- **Your instructions**
Extract and list every line that contains the word "name".
— Start Listed entries —
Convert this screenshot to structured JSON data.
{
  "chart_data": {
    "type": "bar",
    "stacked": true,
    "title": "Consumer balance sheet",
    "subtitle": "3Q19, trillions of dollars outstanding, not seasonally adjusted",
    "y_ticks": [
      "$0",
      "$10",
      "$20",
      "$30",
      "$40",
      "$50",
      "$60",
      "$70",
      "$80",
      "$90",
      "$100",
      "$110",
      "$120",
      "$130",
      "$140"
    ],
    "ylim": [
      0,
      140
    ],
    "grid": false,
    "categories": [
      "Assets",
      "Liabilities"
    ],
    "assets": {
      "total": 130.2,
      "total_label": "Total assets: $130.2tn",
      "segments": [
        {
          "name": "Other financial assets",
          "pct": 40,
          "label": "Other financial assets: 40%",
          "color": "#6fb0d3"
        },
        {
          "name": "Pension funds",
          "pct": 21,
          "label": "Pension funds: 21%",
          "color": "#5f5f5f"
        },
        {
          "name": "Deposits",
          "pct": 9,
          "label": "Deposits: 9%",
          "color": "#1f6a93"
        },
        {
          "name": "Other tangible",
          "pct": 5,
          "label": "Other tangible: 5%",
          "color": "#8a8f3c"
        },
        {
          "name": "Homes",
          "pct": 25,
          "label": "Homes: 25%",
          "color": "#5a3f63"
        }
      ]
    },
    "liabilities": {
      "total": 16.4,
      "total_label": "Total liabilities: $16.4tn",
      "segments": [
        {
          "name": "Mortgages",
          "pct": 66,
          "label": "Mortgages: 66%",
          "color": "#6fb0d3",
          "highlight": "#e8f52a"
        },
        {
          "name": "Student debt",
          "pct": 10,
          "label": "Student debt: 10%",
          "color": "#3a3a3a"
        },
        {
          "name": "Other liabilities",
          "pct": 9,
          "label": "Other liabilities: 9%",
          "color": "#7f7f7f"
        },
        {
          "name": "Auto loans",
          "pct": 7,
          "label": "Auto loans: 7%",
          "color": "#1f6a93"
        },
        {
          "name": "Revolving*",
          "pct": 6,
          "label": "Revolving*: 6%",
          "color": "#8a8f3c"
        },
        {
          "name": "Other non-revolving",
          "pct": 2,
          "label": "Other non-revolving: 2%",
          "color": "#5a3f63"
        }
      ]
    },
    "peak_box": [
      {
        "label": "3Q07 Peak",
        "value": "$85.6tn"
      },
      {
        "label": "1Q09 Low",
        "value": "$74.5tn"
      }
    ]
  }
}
— End Listed entries —
- **Response to this task**
          "name": "Other financial assets",
          "name": "Pension funds",
          "name": "Deposits",
          "name": "Other tangible",
          "name": "Homes",
          "name": "Mortgages",
          "name": "Student debt",
          "name": "Other liabilities",
          "name": "Auto loans",
          "name": "Revolving*",
          "name": "Other non-revolving",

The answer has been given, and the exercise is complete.